— TESTO FORNITO —

************

VARESE Frank Vitucci è un uomo felice: la gente pensa all’inizio delle vacanze, lui non vede l’ora di mettersi a lavorare. «La squadra – racconta il coach biancorosso – è praticamente fatta, al di là di qualche dettaglio che stiamo sistemando. E se guardo i giocatori che allenerò, non c’è che dire: sono contento».Contento, perché? Perché sono stati firmati giocatori che a me piacciono molto e che ho seguito personalmente con attenzione e scrupolo. Ma soprattutto sono contento perché siamo riusciti a convincere qualche giovane interessante a scegliere Varese: e questo significa che la società vuole guardare avanti. Bello, e poco normale.Come mai dice che è poco normale? Perché
solitamente le società sono costrette a gestire la quotidianità, e difficilmente possono permettersi di guardare troppo in là. Invece il mercato di Varese è stato diverso, proiettato verso il futuro per garantire un domani degno dell’importanza di un club come questo. Bello, anche se a dirla tutta è un po’ contro il mio interesse.Spieghi. Un allenatore è abituato a guardare a domani: dopodomani è già troppo lontano. Quindi spesso si preferisce avere una squadra di giocatori fatti e finiti, invece di un gruppo di giovani da far crescere. Invece a me questa sfida piace: sono contento di avere in mano una squadra che possa cambiare nel tempo, migliorare e svilupparsi.

************

— DATI REGISTRATI —
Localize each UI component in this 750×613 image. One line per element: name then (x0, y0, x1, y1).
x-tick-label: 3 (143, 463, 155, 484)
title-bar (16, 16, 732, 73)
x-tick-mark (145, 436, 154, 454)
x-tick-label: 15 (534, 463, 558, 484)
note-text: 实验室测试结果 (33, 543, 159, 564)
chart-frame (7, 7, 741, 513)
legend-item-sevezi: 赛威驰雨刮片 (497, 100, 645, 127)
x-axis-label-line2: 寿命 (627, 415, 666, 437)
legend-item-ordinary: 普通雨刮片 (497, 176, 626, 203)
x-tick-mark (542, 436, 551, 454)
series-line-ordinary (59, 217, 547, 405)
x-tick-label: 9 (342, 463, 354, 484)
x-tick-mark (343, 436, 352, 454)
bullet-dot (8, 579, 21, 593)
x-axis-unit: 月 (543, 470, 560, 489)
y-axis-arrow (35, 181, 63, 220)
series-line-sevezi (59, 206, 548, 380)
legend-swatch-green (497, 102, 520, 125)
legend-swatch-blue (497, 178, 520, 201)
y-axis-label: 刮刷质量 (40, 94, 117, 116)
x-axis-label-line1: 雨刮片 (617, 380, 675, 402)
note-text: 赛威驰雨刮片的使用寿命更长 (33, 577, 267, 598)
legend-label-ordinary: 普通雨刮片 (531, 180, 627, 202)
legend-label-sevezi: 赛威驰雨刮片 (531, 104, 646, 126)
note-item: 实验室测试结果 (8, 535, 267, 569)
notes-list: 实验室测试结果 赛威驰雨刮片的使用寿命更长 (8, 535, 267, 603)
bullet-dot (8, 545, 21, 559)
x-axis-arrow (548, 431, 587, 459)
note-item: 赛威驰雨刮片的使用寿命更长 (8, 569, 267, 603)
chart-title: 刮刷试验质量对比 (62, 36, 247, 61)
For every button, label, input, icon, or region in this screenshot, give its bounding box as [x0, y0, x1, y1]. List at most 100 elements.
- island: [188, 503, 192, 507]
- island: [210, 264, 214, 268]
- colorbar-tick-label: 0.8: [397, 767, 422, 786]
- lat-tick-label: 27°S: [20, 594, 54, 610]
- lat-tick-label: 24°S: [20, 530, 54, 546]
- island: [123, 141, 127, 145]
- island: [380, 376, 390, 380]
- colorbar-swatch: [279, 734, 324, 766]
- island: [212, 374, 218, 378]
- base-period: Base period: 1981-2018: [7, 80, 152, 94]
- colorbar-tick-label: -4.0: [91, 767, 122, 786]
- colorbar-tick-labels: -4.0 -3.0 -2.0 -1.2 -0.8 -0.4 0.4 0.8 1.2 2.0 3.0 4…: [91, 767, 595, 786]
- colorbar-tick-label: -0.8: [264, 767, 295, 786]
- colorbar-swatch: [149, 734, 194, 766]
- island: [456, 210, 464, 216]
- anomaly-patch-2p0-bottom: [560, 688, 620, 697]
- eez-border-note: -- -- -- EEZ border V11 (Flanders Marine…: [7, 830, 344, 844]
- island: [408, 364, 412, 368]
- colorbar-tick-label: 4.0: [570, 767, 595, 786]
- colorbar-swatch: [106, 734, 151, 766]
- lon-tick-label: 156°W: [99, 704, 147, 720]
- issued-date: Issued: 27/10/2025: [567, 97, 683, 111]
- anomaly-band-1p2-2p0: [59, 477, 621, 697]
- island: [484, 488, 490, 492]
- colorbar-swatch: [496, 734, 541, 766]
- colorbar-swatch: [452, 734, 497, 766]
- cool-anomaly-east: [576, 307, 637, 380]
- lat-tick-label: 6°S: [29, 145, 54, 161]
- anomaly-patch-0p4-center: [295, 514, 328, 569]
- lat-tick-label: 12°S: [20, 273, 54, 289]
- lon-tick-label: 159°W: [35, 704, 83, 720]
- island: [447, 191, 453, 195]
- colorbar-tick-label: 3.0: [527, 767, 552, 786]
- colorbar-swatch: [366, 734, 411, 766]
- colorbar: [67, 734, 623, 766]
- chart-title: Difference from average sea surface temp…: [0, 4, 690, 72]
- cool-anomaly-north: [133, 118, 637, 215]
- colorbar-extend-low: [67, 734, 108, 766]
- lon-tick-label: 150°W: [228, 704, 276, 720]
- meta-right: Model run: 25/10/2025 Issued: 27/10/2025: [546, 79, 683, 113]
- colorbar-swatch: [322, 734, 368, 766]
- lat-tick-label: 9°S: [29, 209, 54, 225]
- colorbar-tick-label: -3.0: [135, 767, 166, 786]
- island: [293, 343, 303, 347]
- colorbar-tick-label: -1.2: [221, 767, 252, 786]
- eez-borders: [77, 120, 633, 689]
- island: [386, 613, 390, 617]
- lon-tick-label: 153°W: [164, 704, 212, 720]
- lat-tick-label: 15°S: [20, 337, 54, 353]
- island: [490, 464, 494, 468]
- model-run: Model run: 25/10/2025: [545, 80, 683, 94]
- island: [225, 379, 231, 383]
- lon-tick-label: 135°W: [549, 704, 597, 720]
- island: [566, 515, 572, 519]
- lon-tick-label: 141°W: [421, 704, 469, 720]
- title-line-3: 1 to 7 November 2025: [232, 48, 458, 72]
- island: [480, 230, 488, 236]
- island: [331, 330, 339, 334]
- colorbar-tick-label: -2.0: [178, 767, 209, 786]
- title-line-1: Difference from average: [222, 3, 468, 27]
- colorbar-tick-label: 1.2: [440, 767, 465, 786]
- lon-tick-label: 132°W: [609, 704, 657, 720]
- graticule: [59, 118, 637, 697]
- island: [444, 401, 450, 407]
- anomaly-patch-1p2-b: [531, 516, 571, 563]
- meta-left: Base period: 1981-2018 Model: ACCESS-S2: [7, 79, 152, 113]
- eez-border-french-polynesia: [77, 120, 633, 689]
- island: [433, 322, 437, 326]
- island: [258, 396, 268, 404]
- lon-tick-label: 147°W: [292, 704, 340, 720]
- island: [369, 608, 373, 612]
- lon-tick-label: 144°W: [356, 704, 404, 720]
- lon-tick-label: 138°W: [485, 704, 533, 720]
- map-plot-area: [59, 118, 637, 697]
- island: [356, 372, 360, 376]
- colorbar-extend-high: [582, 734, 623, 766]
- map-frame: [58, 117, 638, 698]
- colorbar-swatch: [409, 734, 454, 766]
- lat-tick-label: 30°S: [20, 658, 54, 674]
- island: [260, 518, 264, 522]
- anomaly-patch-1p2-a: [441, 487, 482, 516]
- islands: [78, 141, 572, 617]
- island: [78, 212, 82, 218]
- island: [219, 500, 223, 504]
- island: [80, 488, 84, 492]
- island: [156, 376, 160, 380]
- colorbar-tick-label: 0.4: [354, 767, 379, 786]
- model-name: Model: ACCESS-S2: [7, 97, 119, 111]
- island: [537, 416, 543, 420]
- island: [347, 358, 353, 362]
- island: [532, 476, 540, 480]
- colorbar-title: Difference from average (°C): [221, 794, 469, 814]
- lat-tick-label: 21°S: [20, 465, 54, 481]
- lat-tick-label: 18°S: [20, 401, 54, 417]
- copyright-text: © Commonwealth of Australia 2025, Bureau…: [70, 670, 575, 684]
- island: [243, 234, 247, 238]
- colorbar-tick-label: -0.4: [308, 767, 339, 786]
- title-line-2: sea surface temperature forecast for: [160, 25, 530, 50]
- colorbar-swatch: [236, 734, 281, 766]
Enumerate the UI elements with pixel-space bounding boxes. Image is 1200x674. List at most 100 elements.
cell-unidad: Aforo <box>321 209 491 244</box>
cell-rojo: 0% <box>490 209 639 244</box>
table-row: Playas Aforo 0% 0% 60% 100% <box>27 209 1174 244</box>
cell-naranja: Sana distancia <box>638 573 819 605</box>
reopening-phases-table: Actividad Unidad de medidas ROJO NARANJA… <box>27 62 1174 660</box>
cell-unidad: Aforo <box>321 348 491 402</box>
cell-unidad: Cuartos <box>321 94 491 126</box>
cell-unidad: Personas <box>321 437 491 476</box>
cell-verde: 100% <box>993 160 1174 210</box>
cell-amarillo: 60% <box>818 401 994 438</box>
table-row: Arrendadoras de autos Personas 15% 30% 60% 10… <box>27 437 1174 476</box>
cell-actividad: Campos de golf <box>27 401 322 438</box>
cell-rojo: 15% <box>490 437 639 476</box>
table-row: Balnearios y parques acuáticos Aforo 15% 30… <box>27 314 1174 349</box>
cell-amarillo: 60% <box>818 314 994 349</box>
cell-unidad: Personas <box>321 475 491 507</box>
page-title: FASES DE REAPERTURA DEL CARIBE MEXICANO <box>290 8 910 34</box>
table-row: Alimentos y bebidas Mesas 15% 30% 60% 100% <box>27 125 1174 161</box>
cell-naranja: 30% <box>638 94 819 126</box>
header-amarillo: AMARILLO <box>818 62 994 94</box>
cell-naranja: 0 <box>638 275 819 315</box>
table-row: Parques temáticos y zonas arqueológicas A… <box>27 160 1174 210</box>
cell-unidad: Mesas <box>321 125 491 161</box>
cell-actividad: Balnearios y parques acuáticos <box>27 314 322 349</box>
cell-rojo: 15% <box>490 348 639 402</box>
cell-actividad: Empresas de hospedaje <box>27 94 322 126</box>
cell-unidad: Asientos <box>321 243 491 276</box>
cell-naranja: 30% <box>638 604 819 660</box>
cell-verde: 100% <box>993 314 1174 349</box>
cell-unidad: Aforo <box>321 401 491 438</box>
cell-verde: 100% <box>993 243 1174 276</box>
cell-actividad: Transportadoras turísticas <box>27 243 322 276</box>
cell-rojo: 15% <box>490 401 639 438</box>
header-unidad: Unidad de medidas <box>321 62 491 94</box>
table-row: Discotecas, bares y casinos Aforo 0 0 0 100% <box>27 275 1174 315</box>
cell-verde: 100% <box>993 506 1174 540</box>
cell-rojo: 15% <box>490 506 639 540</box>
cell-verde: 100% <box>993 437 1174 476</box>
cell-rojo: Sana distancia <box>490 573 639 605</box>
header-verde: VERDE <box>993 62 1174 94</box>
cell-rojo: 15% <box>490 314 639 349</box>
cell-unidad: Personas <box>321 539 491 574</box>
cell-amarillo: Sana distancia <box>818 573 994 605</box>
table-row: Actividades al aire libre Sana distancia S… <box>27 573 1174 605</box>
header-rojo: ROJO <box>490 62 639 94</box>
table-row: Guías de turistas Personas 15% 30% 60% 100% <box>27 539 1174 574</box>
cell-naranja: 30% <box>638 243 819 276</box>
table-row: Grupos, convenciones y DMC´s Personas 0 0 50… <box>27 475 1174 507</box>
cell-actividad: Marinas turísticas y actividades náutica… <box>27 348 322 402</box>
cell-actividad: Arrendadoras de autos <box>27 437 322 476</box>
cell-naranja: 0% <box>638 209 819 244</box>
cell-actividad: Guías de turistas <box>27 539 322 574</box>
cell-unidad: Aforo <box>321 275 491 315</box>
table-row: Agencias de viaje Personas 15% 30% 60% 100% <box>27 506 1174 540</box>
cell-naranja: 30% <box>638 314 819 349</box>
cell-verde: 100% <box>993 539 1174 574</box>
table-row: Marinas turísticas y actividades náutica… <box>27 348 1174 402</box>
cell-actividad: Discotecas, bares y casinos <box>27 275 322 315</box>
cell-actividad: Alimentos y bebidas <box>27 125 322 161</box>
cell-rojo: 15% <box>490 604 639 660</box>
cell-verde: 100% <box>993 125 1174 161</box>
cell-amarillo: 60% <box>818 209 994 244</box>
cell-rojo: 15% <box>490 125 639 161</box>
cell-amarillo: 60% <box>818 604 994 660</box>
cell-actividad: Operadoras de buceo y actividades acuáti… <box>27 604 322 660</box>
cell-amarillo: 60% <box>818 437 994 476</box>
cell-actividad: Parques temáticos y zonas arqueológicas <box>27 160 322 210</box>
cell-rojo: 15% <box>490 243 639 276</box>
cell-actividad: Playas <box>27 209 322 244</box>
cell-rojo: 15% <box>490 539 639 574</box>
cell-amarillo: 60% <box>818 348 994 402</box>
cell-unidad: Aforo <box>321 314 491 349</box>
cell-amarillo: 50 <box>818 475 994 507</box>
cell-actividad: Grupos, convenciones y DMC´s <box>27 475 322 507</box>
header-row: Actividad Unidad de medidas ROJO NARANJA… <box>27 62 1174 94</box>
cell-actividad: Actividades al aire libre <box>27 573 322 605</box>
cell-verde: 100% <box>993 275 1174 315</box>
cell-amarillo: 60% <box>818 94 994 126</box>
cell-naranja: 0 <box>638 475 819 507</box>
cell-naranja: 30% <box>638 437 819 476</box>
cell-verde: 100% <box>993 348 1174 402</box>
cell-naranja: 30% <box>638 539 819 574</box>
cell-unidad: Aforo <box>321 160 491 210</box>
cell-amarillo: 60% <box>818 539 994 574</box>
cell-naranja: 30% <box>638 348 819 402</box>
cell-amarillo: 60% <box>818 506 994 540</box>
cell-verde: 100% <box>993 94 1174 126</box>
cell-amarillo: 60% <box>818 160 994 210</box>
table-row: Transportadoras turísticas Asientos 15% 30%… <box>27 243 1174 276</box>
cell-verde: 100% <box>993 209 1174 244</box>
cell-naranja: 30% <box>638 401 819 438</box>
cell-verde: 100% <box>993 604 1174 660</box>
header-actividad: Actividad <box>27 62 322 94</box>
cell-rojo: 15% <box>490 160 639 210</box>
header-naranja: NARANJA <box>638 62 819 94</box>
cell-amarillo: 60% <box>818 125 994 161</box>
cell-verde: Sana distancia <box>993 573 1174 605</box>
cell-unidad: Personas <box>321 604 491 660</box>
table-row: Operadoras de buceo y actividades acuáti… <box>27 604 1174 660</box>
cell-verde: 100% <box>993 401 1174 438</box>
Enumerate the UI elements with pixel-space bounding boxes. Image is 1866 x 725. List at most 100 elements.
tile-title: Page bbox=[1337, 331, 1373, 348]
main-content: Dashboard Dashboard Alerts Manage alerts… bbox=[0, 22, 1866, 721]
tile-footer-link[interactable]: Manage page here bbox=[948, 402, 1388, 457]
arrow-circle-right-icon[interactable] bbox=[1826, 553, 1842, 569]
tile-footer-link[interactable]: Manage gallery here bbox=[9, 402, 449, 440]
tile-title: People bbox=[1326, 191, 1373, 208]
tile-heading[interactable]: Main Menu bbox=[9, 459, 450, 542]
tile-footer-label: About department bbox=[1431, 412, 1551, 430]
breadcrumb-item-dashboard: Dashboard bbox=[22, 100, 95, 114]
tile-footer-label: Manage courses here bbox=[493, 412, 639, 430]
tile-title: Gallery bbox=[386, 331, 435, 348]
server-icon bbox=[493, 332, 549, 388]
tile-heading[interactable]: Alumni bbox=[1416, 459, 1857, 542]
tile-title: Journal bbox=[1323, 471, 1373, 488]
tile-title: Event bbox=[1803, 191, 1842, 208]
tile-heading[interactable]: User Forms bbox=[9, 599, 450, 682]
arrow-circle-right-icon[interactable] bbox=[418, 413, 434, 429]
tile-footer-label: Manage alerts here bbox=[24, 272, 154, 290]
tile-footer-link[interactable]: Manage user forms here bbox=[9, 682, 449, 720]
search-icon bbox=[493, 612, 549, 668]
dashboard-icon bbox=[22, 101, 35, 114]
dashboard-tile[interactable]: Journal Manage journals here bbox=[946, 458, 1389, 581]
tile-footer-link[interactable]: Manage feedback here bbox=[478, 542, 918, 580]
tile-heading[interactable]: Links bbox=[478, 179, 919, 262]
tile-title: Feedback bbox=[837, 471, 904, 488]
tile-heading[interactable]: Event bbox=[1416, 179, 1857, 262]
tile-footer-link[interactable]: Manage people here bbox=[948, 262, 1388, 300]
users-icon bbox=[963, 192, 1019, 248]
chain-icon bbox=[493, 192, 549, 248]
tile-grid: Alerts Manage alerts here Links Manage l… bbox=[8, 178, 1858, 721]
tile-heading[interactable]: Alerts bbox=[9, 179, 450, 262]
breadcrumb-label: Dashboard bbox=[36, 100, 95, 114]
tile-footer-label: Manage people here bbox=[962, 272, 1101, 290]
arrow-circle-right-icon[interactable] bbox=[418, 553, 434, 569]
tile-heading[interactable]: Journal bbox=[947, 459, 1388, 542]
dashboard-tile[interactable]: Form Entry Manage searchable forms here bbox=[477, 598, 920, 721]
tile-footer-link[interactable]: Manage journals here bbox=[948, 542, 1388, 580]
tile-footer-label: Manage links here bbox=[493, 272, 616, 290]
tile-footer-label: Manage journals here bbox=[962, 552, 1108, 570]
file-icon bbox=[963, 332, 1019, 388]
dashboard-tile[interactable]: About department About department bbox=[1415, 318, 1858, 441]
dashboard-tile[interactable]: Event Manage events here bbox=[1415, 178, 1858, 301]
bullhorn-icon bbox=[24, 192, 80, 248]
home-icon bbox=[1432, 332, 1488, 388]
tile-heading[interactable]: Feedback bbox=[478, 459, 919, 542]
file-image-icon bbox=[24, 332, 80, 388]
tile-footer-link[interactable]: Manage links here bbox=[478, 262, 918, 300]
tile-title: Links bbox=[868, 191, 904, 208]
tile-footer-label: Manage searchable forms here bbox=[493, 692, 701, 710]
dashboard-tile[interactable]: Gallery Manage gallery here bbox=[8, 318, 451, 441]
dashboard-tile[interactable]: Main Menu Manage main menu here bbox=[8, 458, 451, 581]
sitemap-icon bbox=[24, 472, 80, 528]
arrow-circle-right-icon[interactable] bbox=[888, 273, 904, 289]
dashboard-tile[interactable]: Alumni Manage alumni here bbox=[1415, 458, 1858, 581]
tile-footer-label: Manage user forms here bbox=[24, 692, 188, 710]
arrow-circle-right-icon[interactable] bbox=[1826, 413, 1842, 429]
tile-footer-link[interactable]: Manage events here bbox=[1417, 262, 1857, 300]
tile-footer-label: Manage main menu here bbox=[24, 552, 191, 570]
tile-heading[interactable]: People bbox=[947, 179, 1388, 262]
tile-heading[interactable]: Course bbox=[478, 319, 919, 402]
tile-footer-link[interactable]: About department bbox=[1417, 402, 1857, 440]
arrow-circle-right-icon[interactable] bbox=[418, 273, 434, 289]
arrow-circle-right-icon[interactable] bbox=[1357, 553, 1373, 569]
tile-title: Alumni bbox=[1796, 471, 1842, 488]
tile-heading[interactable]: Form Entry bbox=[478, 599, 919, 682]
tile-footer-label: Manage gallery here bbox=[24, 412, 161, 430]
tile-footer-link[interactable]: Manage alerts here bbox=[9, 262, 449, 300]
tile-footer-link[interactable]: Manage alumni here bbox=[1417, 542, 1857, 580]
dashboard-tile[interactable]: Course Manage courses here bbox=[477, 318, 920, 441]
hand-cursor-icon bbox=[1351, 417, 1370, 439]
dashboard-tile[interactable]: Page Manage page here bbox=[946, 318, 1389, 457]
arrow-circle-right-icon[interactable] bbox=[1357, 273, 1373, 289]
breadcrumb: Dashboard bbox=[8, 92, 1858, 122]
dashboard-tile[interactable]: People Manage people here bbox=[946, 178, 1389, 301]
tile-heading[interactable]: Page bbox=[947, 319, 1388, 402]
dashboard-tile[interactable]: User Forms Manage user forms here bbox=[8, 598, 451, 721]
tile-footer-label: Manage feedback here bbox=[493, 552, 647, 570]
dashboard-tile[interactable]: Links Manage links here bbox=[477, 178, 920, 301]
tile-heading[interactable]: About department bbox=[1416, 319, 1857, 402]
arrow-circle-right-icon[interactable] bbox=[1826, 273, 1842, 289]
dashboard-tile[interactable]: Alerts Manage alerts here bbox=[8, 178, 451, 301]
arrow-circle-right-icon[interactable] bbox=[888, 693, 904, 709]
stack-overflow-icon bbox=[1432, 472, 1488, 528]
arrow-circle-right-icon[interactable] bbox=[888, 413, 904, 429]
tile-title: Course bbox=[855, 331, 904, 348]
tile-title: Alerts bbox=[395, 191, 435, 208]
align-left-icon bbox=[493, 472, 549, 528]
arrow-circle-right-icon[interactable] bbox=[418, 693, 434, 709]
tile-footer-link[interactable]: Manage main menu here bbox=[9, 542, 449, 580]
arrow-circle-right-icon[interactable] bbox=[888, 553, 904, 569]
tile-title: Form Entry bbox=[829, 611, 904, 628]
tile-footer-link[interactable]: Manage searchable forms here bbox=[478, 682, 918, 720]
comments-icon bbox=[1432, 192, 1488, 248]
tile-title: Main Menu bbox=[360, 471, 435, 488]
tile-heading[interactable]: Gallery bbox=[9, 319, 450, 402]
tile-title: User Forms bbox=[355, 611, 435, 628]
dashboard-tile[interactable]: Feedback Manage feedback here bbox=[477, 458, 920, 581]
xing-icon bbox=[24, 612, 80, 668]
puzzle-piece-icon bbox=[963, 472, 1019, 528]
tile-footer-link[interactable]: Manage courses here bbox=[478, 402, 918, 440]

************

— DA SVOLGERE —
Continua l'intervista all'allenatore Frank Vitucci sulla squadra di Varese, riprendendo subito dopo l'ultima frase.

— SOLUZIONE —
Quanto ha inciso Vitucci sul mercato? Devo dire che c’è sempre stata una comunanza d’intenti e grande accordo sulla strada da seguire: abbiamo fatto la squadra che volevamo, capace di mescolare solidità ed esperienza con l’imprevedibilità dei giovani.
La squadra dello scorso anno è stata ribaltata: potrebbe essere un problema? Giorni fa ho letto con grande interesse la vostra intervista a Toto Bulgheroni, che ha espresso dei concetti giusti e condivisibili. Ha ragione quando dice che chi viene al palazzetto deve identificarsi con i giocatori che vede e il fatto che quest’anno la squadra sia cambiata per intero è una cosa che non mi piace tantissimo.
Quindi? Abbiamo poco tempo per trasformare questa squadra in un gruppo, trovare equilibri e unione: starà a me accelerare il più possibile questo processo.
La gente scommette su chi sarà il capitano: ha già deciso? Premessa: non ho mai scelto un capitano esclusivamente in base alla sua anzianità o agli anni di permanenza in una squadra. Ho un paio di idee in testa, ma prima di tutto voglio vedere se quello che penso coincide poi con la realtà: guarderò i miei giocatori, starò un po’ con loro, poi prenderò una decisione.
Dopo il ritiro di Scopello ne saprete di più.
Varese, intanto, ha benedetto la squadra: «Il miglior mercato degli ultimi dieci anni», dice la gente. Pressione? Macché: ne sono contento. Perché uno dei nostri primi obiettivi è quello di creare una simbiosi totale tra il pubblico e la squadra: dovessimo riuscirci, il palazzetto di Masnago e la sua tradizione faranno il resto.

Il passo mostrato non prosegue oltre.